Each line that follows is to be retyped exactly.
-- Begin Material supplied --
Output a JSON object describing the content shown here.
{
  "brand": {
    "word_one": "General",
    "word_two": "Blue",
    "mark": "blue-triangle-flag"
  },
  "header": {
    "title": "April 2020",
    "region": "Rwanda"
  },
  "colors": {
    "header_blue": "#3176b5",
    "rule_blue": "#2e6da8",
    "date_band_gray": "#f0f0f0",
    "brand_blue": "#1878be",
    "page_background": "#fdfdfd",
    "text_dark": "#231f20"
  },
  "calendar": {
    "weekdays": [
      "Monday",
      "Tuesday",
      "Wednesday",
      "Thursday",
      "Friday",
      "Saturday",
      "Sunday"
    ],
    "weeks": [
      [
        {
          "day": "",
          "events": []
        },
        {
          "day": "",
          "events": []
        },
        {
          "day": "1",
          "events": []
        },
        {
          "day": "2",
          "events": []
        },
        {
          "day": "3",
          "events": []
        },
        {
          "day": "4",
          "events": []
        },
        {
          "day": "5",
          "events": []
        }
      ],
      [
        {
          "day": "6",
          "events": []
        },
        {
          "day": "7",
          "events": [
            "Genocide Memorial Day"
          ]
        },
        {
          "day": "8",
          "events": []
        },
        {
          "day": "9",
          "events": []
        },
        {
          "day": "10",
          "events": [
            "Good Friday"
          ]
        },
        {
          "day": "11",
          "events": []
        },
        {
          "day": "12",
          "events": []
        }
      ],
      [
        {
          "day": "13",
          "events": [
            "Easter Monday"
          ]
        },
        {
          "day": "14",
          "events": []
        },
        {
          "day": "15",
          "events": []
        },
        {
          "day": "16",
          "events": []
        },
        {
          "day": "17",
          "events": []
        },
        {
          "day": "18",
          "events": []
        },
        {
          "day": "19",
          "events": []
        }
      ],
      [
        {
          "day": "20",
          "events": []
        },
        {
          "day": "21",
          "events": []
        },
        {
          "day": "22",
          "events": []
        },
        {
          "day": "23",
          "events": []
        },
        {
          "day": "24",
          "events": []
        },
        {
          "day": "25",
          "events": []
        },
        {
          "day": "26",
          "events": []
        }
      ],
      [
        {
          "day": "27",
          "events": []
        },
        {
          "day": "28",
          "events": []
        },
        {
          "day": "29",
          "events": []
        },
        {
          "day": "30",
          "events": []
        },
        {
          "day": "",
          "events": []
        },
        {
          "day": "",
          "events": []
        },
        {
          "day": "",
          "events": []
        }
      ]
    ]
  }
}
-- End Material supplied --
--- Result of this task ---
Output a JSON object describing the content shown here.
{
  "brand": {
    "word_one": "General",
    "word_two": "Blue",
    "mark": "blue-triangle-flag"
  },
  "header": {
    "title": "April 2020",
    "region": "Rwanda"
  },
  "colors": {
    "header_blue": "#3176b5",
    "rule_blue": "#2e6da8",
    "date_band_gray": "#f0f0f0",
    "brand_blue": "#1878be",
    "page_background": "#fdfdfd",
    "text_dark": "#231f20"
  },
  "calendar": {
    "weekdays": [
      "Monday",
      "Tuesday",
      "Wednesday",
      "Thursday",
      "Friday",
      "Saturday",
      "Sunday"
    ],
    "weeks": [
      [
        {
          "day": "",
          "events": []
        },
        {
          "day": "",
          "events": []
        },
        {
          "day": "1",
          "events": []
        },
        {
          "day": "2",
          "events": []
        },
        {
          "day": "3",
          "events": []
        },
        {
          "day": "4",
          "events": []
        },
        {
          "day": "5",
          "events": []
        }
      ],
      [
        {
          "day": "6",
          "events": []
        },
        {
          "day": "7",
          "events": [
            "Genocide Memorial Day"
          ]
        },
        {
          "day": "8",
          "events": []
        },
        {
          "day": "9",
          "events": []
        },
        {
          "day": "10",
          "events": [
            "Good Friday"
          ]
        },
        {
          "day": "11",
          "events": []
        },
        {
          "day": "12",
          "events": []
        }
      ],
      [
        {
          "day": "13",
          "events": [
            "Easter Monday"
          ]
        },
        {
          "day": "14",
          "events": []
        },
        {
          "day": "15",
          "events": []
        },
        {
          "day": "16",
          "events": []
        },
        {
          "day": "17",
          "events": []
        },
        {
          "day": "18",
          "events": []
        },
        {
          "day": "19",
          "events": []
        }
      ],
      [
        {
          "day": "20",
          "events": []
        },
        {
          "day": "21",
          "events": []
        },
        {
          "day": "22",
          "events": []
        },
        {
          "day": "23",
          "events": []
        },
        {
          "day": "24",
          "events": []
        },
        {
          "day": "25",
          "events": []
        },
        {
          "day": "26",
          "events": []
        }
      ],
      [
        {
          "day": "27",
          "events": []
        },
        {
          "day": "28",
          "events": []
        },
        {
          "day": "29",
          "events": []
        },
        {
          "day": "30",
          "events": []
        },
        {
          "day": "",
          "events": []
        },
        {
          "day": "",
          "events": []
        },
        {
          "day": "",
          "events": []
        }
      ]
    ]
  }
}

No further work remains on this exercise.